+++ Brano del testo +++

In circa 35 anni, ho cercato di sviluppare il sistema di consultazione familiare per diversi ospedali e servizi ambulatoriali, creando ogni volta connessioni interpersonali, con pazienti in grado di essere potenzialmente trasferiti in diversi servizi ospedalieri e strutture ambulatoriali, le loro famiglie e il team di cura. Considero queste connessioni come strutturanti multiple gerarchie internodali di sicurezza terapeutica. Molti furono gli ospedali coinvolti: due servizi universitari psichiatrici per adulti e un ospedale psichiatrico pediatrico universitario che gestivano molti settori nel sud suburbano di Parigi. Per circa 10 anni venne costruita una collaborazione con i giudici minorili nello stesso territorio (benché i confini giudiziari fossero diversi da quelli dei servizi psichiatrici) e il Servizio di protezione giudiziaria dei giovani.
Nel mio ultimo impiego, in qualità di responsabile del Servizio di Terapia familiare nel gruppo ospedaliero Paul Guiraud di Villejuif, gli obiettivi del mio lavoro con i pazienti, le loro famiglie e come professionista sono stati: il supporto nella fase decisionale, il sollievo della sofferenza e dell’ansia, la riduzione dei livelli di violenza e del rischio associato alla pericolosità, l’attenuazione delle tensioni relazionali, il rinforzo delle conversazioni per persone con reti sociali povere o inesistenti, il mantenimento o la ricostituzione dell’autonomia personale e familiare.
Ho imparato così come raggiungere una cooperazione terapeutica con i pazienti, le loro famiglie e i professionisti in modi che differiscono dalla terapia familiare classica, dalla psico-educazione familiare e dalla terapia familiare cognitivo-comportamentale. Questo cambiamento è stato guidato dalle sollecitazioni operate dai professionisti affinché le famiglie entrassero nel processo di cura, date le difficoltà incontrate nel lavoro. Così, i terapeuti adottano diverse posizioni a seconda della particolarità di ciascun caso: questo può essere considerato come una psico-educazione del terapeuta da parte della famiglia stessa; non più quindi l’analisi del funzionamento dei suoi membri, delle loro interazioni e delle loro storie personali.

+++

Quesiti e compiti.
[1] Secondo il testo sulla consultazione familiare, per quanti anni venne costruita la collaborazione con i giudici minorili?
[2] Riassumi in due frasi il testo sulla consultazione familiare.

+++ Insieme dei record +++

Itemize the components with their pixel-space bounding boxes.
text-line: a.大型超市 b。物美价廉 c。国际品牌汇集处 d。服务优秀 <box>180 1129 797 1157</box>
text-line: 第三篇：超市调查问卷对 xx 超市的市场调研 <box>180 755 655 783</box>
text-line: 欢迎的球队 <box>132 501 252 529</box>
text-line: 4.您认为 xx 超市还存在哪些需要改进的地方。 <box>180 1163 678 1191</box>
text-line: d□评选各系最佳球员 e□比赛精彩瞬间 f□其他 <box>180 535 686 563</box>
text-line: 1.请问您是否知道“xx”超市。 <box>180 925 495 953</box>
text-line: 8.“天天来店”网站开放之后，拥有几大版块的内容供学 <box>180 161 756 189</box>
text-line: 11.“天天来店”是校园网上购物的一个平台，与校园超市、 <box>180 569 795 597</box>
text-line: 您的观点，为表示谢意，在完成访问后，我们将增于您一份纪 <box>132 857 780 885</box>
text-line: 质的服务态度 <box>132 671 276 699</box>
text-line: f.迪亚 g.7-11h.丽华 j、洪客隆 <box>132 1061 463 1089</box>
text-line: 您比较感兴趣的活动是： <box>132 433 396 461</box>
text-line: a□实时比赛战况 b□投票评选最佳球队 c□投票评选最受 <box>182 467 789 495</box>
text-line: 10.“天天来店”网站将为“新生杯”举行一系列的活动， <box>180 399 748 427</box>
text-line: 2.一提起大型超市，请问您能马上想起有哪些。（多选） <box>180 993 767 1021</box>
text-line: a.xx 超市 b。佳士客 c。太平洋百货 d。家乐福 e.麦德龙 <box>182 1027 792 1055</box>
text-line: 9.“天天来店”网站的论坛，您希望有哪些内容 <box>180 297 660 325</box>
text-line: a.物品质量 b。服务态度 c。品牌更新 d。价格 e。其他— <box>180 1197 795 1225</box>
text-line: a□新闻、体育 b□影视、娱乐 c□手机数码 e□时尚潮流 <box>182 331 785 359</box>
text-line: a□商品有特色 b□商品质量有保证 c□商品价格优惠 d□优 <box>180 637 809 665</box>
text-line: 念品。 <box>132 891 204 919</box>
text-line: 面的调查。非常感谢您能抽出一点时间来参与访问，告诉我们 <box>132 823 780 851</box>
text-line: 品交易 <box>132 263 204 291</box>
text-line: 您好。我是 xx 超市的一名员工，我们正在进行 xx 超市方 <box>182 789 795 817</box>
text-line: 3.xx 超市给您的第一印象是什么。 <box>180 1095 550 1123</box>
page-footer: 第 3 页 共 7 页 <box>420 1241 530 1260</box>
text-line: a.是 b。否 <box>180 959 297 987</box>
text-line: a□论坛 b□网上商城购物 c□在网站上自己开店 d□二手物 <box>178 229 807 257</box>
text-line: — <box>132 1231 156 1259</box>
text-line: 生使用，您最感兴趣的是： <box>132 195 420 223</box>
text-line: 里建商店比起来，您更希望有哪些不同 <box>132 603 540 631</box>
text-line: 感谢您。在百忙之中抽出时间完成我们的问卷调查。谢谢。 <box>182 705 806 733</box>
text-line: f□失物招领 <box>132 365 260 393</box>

+++

Risposte scritte.
[1] Per circa 10 anni.

[2] Nell'arco di circa 35 anni, chi scrive ha sviluppato il sistema di consultazione familiare per diversi ospedali e servizi ambulatoriali nel sud suburbano di Parigi, collaborando anche con i giudici minorili e con il Servizio di protezione giudiziaria dei giovani. Ha così imparato a raggiungere una cooperazione terapeutica con pazienti, famiglie e professionisti in modi diversi dalla terapia familiare classica, con terapeuti che adottano posizioni diverse a seconda di ciascun caso.